Your objective: Read through the records below and copy each line that uses the word "gmail".

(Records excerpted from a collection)
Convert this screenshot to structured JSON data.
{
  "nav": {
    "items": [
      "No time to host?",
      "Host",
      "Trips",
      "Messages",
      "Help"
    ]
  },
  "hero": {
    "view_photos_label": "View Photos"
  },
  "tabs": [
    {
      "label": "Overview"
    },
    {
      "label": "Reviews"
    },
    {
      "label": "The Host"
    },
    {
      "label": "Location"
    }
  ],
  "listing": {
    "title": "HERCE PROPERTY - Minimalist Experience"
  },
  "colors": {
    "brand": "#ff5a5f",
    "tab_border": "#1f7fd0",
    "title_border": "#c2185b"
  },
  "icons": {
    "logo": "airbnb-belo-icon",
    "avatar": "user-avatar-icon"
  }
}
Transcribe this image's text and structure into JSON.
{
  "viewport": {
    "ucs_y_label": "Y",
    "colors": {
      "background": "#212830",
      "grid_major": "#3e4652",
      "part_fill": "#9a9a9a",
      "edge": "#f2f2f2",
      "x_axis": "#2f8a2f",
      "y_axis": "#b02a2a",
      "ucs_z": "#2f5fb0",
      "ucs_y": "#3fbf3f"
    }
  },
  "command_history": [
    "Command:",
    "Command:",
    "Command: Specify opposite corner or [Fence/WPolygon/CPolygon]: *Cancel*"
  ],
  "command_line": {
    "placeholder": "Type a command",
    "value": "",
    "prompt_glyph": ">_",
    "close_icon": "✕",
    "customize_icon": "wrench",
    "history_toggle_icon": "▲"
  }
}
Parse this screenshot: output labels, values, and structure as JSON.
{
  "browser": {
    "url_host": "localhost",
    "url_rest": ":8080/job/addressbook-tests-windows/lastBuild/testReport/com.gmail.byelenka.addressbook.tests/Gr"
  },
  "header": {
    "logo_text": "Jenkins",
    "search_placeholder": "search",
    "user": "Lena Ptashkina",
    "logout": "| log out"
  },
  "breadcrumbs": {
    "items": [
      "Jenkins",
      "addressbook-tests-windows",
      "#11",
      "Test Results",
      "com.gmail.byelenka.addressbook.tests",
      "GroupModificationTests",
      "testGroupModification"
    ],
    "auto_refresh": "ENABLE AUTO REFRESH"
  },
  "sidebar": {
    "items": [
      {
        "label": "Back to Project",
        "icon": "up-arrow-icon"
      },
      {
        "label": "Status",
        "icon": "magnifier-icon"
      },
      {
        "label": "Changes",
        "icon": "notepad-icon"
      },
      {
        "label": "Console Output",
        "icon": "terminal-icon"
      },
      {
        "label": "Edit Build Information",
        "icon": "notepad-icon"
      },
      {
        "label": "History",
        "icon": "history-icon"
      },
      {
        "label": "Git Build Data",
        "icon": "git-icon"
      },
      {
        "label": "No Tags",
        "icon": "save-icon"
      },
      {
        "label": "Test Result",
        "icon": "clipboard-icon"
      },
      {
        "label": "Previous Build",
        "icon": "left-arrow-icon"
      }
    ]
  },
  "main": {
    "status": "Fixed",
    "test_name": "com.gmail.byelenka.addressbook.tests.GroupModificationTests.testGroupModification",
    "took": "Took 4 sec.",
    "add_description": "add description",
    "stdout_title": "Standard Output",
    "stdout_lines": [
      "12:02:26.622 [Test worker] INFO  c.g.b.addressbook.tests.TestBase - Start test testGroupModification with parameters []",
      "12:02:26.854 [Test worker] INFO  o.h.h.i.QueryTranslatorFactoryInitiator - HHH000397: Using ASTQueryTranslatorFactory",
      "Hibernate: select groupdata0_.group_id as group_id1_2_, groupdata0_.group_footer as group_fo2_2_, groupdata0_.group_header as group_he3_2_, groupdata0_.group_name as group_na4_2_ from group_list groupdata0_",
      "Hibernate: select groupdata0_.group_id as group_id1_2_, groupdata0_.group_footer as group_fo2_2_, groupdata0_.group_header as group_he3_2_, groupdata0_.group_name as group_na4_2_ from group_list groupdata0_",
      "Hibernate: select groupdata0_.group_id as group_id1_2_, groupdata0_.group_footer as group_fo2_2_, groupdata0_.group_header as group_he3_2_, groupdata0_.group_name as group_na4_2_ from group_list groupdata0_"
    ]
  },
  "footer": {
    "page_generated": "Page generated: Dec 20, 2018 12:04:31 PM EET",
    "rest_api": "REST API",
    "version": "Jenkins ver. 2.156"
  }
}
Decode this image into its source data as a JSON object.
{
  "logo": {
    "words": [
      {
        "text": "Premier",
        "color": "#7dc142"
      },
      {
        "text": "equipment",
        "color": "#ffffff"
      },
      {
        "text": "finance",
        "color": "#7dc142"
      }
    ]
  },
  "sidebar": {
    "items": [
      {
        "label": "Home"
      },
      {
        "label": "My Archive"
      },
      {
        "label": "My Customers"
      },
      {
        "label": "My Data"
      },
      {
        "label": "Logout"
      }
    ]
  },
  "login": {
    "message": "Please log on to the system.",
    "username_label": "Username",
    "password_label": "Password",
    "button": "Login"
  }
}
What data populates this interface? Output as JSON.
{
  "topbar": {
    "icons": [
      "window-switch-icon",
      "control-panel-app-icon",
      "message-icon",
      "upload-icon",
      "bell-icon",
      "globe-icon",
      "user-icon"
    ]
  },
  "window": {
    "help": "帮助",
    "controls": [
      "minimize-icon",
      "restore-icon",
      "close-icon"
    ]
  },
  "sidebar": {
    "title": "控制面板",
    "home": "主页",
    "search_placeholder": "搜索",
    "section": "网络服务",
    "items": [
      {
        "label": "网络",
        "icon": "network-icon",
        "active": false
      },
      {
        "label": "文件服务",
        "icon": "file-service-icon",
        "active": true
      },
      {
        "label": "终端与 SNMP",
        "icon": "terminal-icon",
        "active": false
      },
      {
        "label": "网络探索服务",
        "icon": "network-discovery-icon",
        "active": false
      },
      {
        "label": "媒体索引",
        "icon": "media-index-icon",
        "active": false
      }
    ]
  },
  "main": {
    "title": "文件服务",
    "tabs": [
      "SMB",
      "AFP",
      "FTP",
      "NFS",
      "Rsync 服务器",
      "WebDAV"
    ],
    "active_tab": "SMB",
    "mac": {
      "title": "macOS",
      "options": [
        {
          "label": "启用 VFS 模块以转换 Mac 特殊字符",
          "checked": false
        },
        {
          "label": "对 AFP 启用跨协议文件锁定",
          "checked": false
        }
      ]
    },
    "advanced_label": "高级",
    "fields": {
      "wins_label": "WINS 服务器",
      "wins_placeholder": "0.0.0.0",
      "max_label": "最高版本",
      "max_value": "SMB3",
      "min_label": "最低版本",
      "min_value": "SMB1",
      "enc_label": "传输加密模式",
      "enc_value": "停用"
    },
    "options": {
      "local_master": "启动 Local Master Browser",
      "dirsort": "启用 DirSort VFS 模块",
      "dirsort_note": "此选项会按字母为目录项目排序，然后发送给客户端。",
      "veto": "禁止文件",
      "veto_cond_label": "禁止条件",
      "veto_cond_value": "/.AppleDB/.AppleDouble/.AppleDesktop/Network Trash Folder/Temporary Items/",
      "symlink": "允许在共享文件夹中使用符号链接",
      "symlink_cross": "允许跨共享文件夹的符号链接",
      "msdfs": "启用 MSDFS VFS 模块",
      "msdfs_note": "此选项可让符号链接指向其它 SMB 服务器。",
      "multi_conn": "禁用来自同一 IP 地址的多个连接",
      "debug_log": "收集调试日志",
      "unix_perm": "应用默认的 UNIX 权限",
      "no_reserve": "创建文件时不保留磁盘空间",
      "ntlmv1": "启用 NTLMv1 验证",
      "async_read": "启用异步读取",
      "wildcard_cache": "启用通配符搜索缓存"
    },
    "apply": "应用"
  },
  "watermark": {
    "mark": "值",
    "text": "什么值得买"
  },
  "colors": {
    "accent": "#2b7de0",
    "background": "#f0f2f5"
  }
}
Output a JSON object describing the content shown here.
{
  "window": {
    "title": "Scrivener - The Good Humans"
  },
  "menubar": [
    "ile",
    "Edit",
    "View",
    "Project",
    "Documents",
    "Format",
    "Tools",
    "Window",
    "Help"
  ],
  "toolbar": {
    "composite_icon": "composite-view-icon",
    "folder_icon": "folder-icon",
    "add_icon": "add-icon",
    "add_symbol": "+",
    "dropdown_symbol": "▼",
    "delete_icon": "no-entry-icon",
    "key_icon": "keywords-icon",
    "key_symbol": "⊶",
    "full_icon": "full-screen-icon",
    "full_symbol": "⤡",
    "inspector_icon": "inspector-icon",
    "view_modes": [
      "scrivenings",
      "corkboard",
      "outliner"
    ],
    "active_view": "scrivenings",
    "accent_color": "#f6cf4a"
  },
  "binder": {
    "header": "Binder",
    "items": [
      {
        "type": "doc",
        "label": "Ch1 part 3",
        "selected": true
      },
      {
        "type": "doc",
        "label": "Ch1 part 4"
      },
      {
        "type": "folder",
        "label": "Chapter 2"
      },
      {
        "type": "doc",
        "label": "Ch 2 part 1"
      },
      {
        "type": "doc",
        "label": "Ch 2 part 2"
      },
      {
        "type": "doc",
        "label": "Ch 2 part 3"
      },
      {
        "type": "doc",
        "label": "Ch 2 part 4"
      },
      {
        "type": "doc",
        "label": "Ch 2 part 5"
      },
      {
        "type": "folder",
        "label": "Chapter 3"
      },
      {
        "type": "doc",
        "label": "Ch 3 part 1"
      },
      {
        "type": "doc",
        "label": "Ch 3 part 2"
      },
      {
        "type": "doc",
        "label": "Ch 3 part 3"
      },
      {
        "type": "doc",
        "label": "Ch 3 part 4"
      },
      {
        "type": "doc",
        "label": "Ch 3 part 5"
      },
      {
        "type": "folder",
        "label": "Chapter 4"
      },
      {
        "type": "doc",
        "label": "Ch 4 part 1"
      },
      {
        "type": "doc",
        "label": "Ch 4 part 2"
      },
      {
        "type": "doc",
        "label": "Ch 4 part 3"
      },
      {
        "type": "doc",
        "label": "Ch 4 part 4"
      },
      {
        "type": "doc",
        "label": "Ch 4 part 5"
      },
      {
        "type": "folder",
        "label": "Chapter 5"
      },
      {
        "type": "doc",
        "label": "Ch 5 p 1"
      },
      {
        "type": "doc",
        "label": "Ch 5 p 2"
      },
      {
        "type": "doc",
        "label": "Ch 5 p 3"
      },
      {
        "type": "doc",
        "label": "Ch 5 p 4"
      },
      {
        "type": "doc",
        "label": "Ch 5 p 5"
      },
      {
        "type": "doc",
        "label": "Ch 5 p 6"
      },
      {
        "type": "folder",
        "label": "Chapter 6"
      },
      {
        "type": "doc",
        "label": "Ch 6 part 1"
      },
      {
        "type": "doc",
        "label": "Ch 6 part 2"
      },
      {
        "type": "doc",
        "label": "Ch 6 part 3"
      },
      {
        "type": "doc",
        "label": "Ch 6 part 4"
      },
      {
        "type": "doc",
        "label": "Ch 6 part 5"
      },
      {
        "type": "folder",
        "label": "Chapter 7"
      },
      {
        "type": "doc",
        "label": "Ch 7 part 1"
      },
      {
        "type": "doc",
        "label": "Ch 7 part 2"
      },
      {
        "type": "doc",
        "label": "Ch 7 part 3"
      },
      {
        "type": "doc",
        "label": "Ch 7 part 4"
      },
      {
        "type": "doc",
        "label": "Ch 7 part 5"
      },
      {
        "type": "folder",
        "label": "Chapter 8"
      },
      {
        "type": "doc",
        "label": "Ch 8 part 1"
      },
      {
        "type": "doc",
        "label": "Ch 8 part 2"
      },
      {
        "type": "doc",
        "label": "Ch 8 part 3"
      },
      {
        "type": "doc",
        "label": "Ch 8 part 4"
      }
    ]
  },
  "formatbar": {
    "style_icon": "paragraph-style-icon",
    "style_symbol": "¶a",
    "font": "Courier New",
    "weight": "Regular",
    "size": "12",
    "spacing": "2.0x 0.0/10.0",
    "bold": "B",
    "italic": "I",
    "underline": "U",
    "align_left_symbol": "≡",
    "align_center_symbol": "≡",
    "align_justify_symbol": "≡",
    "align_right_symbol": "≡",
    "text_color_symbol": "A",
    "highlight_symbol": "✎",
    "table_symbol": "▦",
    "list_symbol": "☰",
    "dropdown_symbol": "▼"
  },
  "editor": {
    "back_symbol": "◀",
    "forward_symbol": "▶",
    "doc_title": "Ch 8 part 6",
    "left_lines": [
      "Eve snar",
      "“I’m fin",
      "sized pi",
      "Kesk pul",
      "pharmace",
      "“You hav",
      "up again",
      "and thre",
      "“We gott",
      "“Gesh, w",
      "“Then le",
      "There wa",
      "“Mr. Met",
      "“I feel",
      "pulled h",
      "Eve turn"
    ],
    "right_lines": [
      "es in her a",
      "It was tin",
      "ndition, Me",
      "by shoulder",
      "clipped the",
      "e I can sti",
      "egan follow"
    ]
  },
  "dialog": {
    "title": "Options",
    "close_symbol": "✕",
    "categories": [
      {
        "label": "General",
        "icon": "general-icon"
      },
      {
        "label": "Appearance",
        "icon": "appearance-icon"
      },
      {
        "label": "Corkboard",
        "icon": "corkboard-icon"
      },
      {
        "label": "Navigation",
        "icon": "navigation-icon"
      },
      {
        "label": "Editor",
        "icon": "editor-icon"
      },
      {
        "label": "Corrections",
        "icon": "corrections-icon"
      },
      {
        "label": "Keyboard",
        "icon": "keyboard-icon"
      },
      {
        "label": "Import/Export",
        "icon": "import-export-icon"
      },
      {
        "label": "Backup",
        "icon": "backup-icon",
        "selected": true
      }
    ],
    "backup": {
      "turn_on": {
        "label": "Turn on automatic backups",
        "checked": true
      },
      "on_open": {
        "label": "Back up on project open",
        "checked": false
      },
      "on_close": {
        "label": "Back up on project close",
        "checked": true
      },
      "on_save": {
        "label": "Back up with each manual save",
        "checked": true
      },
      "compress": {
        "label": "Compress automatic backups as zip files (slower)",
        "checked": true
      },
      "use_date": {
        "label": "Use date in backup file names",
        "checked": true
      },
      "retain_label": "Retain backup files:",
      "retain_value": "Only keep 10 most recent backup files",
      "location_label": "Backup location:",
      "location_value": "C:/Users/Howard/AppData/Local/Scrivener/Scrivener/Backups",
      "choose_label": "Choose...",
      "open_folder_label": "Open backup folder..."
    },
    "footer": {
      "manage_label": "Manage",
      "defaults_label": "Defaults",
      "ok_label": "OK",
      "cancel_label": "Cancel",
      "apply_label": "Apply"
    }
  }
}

Exercise result:
    "url_rest": ":8080/job/addressbook-tests-windows/lastBuild/testReport/com.gmail.byelenka.addressbook.tests/Gr"
      "com.gmail.byelenka.addressbook.tests",
    "test_name": "com.gmail.byelenka.addressbook.tests.GroupModificationTests.testGroupModification",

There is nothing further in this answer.